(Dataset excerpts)
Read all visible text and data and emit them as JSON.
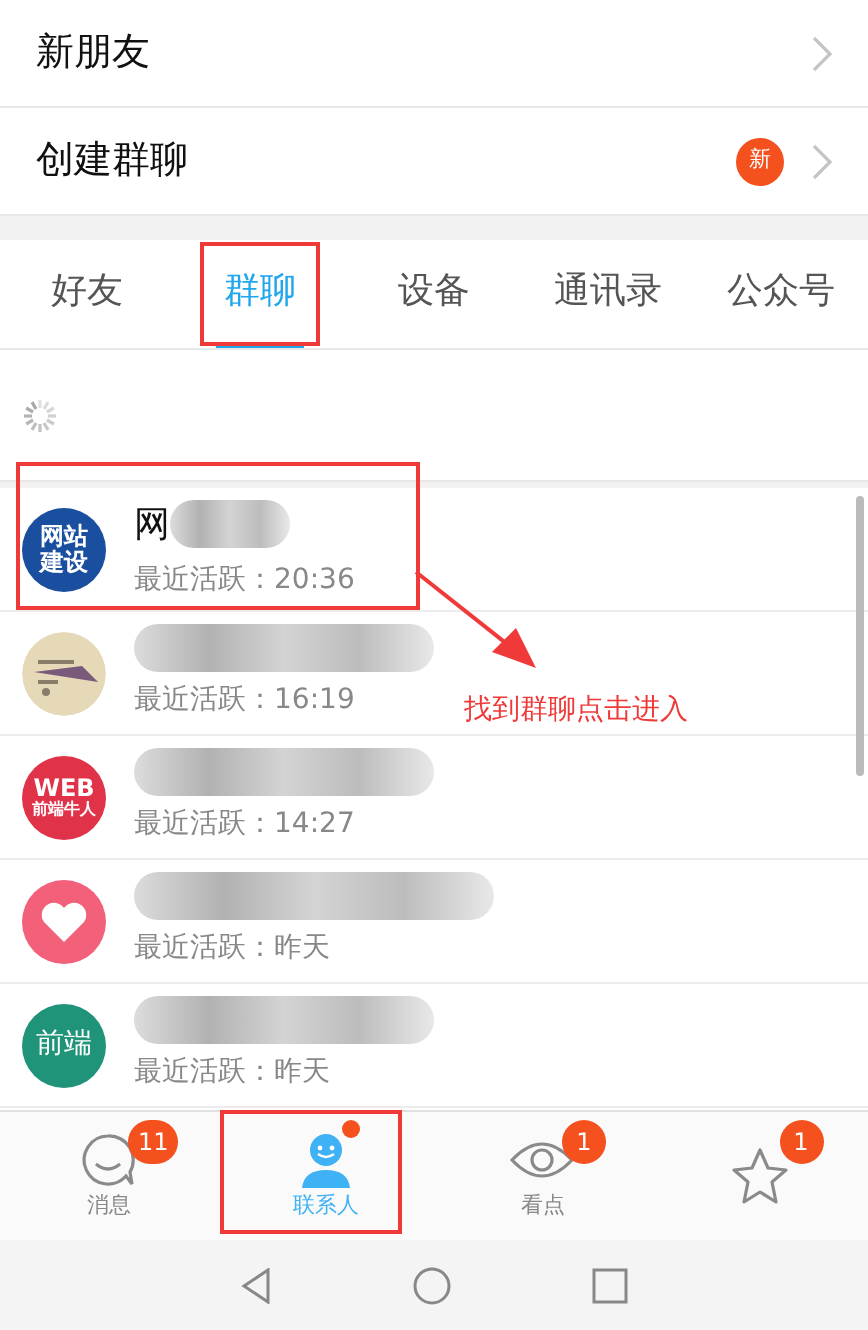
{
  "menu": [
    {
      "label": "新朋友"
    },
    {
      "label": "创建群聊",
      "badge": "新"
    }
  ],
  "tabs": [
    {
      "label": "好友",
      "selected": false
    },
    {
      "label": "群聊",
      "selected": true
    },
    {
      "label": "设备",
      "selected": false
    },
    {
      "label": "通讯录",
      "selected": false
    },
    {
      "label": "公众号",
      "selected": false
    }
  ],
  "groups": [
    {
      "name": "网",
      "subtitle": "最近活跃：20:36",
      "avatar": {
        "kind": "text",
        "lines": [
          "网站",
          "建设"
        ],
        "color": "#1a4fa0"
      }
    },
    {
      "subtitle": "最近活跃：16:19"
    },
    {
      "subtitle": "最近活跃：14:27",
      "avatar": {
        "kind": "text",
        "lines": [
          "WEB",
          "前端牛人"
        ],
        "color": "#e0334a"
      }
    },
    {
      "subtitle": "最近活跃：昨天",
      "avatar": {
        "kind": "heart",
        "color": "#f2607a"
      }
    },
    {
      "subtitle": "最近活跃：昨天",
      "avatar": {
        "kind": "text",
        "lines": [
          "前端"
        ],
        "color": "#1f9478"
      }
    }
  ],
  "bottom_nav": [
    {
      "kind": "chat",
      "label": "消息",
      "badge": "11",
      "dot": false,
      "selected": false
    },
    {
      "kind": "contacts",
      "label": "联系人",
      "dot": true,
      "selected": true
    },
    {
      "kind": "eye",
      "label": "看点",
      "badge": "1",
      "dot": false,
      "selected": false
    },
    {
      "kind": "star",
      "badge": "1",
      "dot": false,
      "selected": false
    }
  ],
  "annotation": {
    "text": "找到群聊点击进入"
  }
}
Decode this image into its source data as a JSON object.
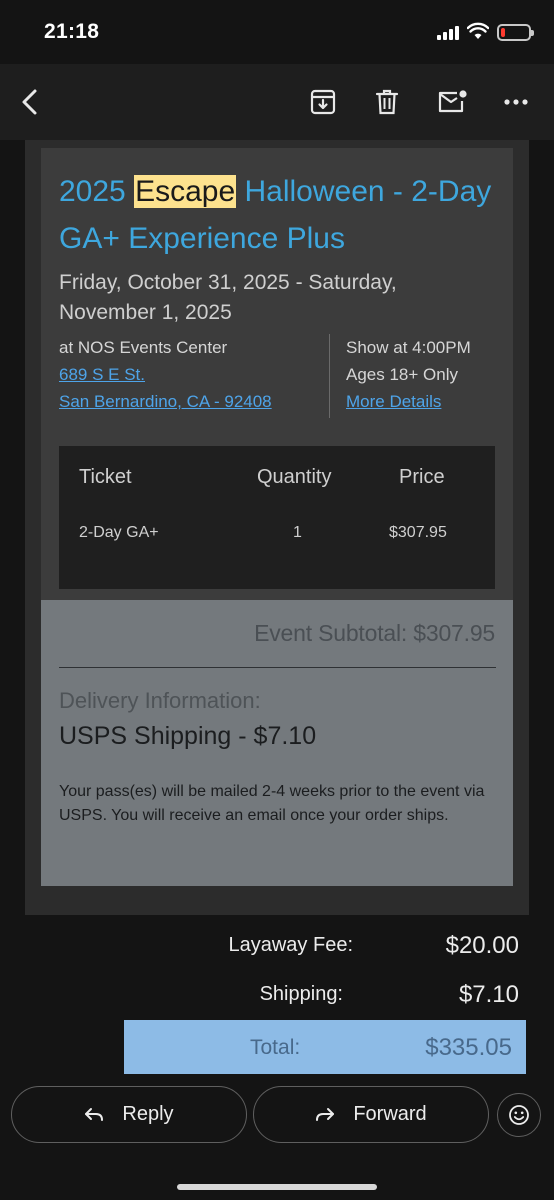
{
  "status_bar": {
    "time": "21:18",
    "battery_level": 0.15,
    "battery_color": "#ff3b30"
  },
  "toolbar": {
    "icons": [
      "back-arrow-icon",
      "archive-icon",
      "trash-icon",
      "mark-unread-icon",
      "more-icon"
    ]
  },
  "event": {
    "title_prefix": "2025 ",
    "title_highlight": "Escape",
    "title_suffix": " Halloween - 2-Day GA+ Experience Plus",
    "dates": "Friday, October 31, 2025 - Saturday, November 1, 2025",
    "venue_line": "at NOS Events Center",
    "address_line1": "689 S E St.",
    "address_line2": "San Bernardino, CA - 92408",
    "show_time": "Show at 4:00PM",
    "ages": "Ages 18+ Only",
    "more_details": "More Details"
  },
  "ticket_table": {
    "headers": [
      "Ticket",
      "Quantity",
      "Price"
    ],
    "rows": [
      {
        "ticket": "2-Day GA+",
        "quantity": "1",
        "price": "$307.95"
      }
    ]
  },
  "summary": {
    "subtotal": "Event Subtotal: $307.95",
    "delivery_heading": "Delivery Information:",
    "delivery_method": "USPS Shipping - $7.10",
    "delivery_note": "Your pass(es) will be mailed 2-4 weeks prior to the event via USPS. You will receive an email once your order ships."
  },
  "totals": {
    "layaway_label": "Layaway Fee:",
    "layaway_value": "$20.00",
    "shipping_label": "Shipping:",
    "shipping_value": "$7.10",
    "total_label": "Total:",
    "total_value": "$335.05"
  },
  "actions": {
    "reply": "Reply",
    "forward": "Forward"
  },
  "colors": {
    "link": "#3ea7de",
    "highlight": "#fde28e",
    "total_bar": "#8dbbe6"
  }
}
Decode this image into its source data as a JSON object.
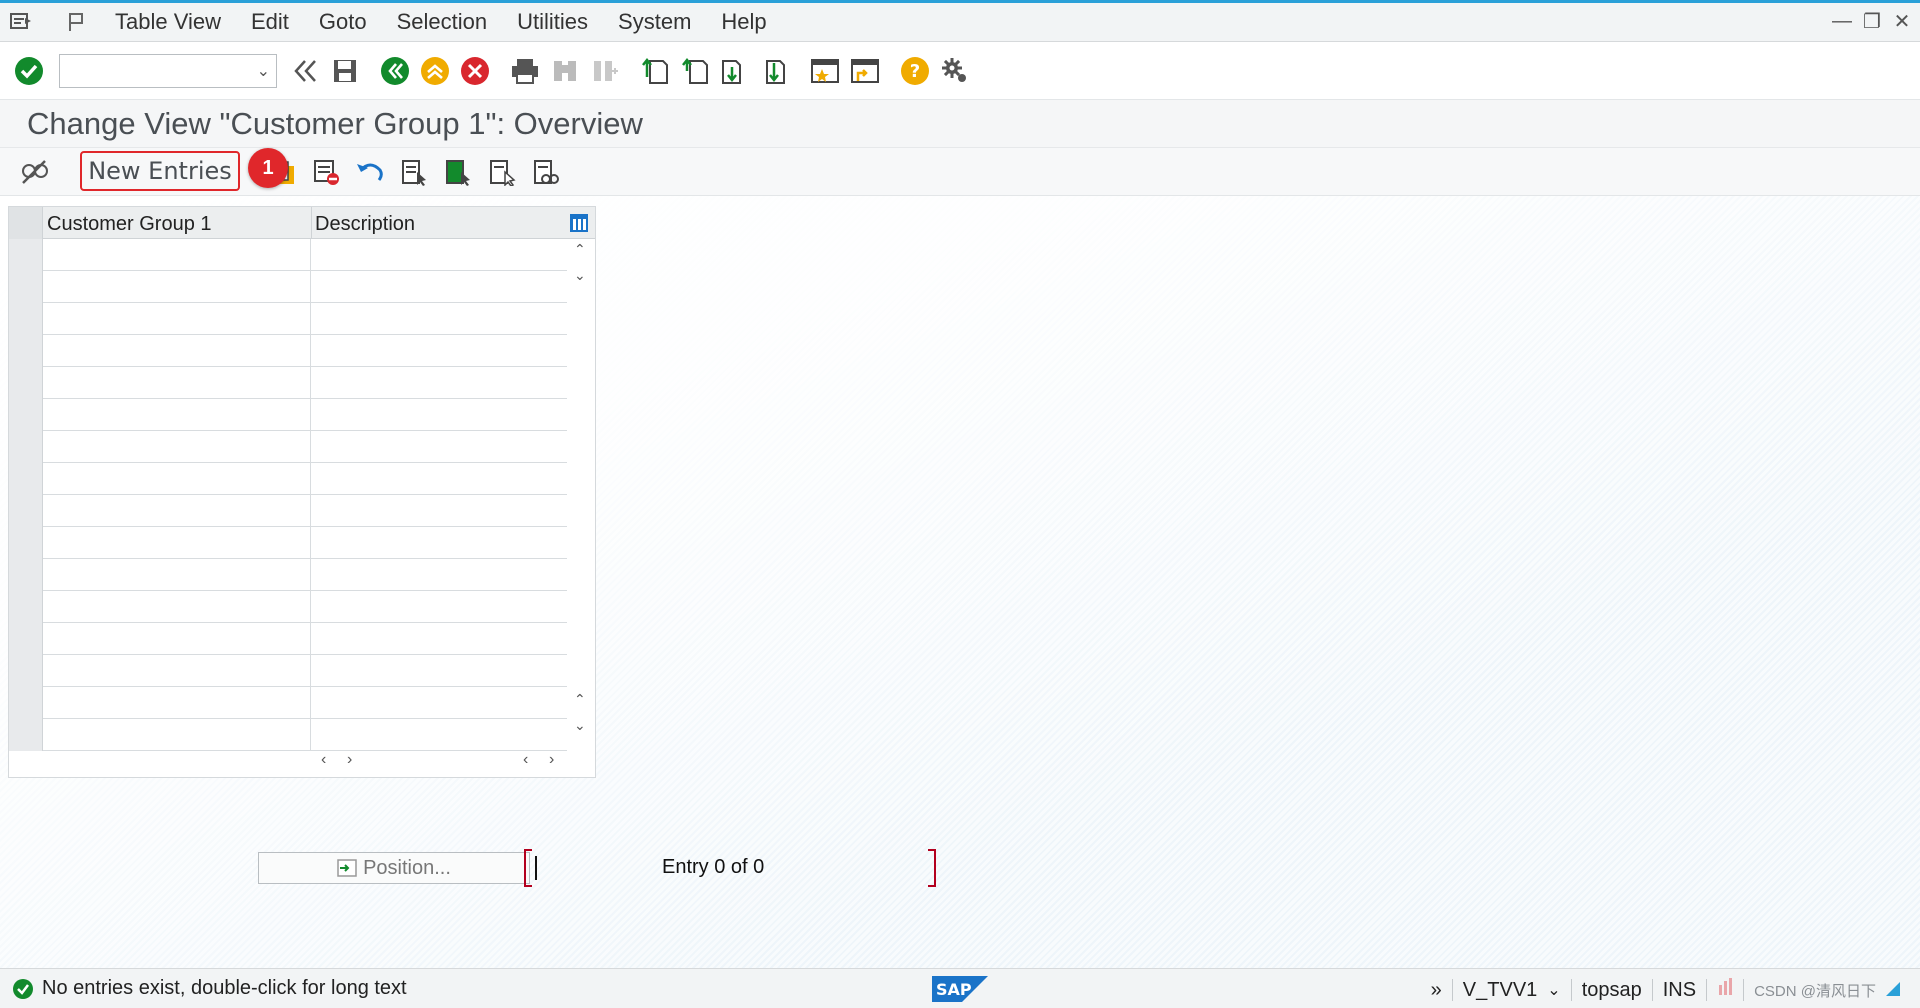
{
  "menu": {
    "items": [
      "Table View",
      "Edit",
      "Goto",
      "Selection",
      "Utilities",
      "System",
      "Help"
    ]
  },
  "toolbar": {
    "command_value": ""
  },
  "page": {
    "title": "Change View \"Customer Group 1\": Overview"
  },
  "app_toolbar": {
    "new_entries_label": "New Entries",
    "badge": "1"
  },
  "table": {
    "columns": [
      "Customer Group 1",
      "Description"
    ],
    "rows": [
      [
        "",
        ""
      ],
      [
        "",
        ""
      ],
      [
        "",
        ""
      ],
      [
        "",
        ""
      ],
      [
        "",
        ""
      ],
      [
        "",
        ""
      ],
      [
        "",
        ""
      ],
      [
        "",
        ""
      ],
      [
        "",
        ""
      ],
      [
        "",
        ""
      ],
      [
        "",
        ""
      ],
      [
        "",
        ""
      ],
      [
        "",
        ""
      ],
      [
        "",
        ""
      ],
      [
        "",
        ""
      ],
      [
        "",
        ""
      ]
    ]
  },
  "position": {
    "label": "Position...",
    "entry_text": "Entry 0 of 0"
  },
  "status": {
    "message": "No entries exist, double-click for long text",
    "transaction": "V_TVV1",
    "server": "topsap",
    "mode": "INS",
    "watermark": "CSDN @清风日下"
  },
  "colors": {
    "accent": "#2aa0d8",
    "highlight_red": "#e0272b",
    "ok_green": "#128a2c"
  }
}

--

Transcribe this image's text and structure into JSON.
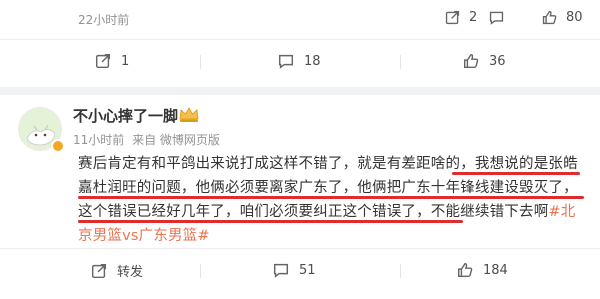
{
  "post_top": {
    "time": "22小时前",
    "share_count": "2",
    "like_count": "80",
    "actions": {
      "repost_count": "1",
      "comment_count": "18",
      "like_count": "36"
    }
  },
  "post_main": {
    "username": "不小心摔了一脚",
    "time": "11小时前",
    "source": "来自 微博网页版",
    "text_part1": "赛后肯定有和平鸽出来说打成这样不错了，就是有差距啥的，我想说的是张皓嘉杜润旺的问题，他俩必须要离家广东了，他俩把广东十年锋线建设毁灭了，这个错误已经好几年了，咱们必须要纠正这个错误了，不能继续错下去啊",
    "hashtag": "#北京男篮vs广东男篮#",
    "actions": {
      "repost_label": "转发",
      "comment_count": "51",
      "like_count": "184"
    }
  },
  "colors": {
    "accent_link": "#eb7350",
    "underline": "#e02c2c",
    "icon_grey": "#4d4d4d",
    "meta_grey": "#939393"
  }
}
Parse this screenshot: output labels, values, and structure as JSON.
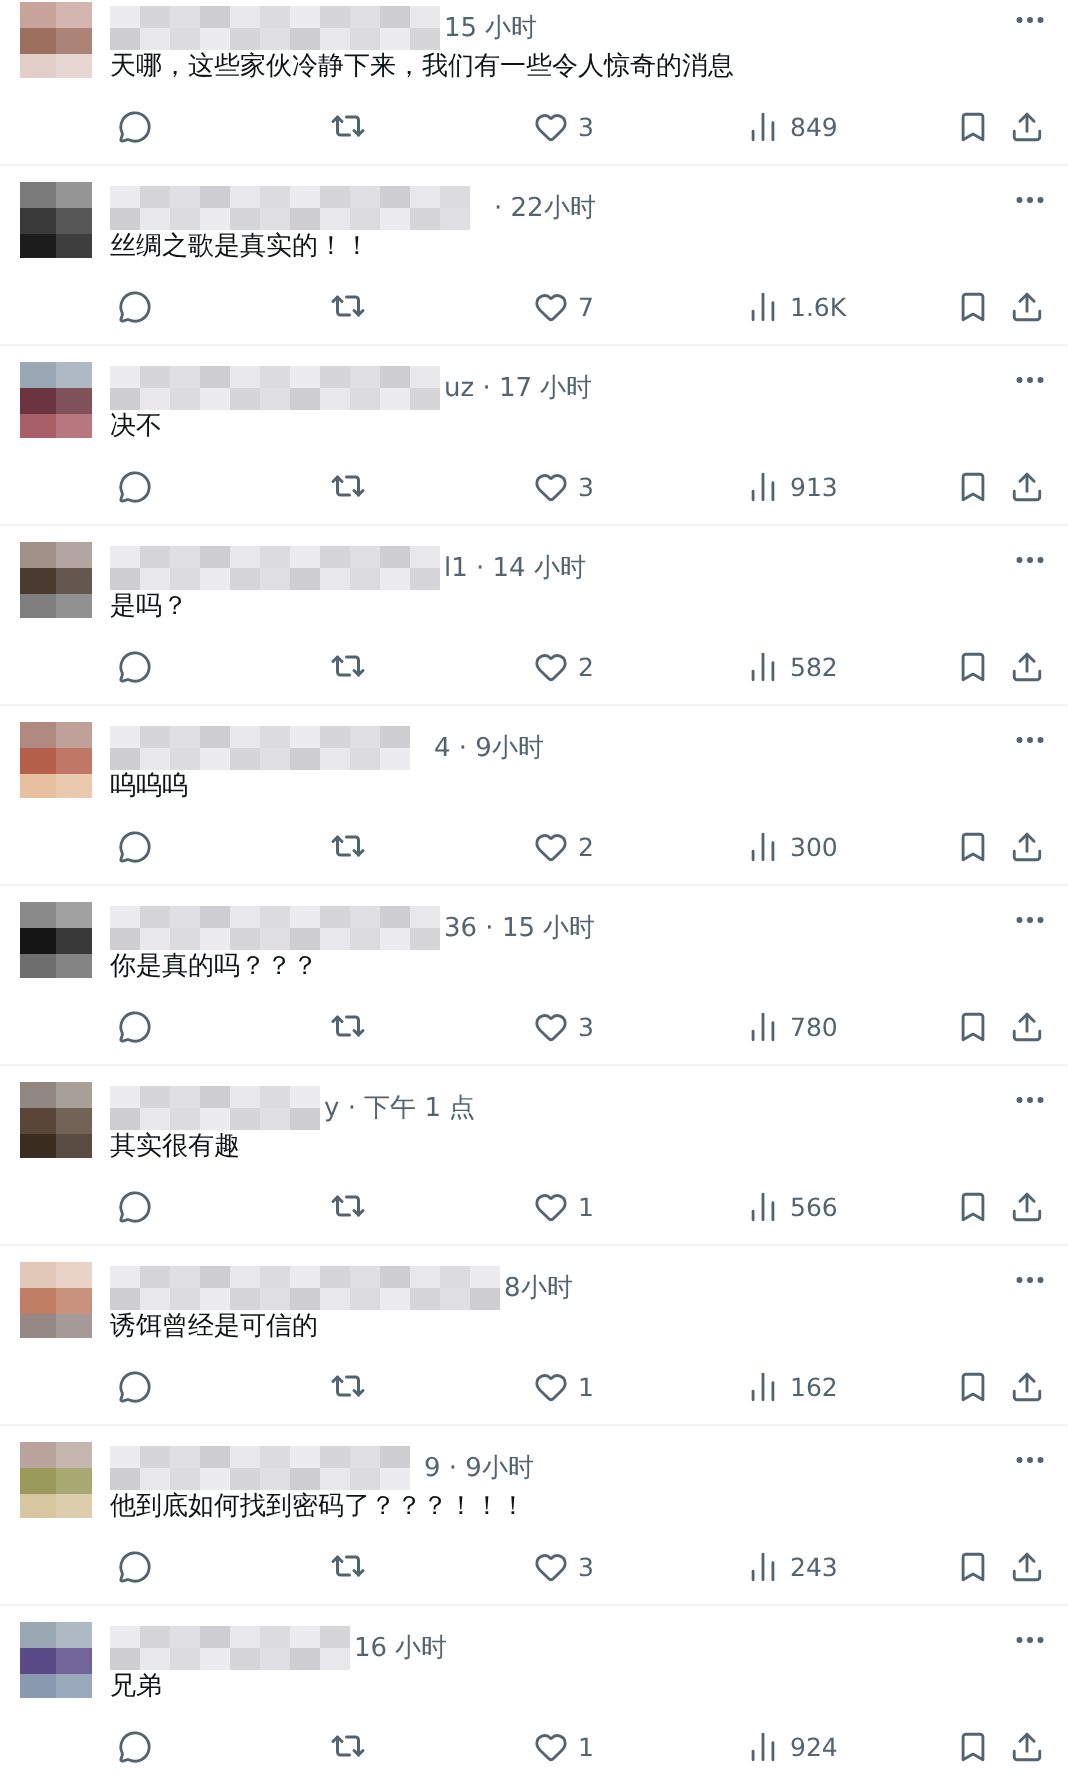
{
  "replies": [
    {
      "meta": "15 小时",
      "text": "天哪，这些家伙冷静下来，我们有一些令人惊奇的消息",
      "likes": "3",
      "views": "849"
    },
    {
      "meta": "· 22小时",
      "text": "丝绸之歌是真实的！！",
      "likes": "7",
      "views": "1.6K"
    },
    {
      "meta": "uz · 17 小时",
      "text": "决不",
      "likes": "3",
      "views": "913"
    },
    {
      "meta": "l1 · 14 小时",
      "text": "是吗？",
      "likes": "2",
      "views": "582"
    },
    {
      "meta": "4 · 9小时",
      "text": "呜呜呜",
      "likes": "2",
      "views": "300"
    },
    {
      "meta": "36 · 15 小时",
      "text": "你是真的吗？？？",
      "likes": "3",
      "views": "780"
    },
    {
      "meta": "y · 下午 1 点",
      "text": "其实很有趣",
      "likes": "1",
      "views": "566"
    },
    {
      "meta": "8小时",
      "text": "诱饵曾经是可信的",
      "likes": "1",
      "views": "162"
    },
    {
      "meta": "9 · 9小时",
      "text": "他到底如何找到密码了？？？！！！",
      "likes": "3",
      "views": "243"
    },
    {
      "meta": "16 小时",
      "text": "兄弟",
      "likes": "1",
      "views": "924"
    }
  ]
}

* * *

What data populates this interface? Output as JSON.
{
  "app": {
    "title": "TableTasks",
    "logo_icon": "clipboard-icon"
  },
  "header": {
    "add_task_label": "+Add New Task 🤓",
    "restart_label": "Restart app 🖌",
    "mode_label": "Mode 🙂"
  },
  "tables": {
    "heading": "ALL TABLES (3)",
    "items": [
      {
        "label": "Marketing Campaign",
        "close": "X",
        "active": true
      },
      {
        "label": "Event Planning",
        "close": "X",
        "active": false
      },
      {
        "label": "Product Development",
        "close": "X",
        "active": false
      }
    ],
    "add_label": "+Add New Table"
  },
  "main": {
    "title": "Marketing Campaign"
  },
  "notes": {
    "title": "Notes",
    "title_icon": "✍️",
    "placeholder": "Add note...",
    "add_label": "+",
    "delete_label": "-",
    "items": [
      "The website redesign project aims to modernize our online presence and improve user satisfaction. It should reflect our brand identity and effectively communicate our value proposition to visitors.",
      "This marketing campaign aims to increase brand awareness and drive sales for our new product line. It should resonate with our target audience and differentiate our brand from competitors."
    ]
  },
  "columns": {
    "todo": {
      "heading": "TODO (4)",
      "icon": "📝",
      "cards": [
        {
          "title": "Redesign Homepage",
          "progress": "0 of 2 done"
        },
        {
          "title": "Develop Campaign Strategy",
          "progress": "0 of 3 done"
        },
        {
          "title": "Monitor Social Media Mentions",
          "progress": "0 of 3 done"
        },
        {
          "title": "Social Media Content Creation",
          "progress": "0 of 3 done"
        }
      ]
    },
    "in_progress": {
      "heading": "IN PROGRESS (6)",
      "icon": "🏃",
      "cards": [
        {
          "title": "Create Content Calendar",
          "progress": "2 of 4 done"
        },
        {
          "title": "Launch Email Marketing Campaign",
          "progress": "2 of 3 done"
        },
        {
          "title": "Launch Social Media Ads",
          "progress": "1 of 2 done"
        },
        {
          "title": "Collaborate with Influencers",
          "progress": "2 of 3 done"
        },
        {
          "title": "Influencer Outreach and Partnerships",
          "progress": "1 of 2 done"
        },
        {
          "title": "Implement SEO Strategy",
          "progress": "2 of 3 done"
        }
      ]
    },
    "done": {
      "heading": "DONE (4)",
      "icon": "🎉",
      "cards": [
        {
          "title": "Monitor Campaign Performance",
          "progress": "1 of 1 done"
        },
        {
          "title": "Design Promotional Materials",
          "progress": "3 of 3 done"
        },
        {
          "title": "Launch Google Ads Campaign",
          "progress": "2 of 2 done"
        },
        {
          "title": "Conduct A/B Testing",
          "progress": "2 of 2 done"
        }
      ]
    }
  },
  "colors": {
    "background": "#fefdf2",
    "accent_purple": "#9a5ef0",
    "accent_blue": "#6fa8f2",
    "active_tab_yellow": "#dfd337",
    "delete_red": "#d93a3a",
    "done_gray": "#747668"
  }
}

→ **Task details**: Take every line above carrying "USPS" and return it.

→ **Written solution**:
    "delivery_method": "USPS Shipping - $7.10",
    "delivery_note": "Your pass(es) will be mailed 2-4 weeks prior to the event via USPS. You will receive an email once your order ships."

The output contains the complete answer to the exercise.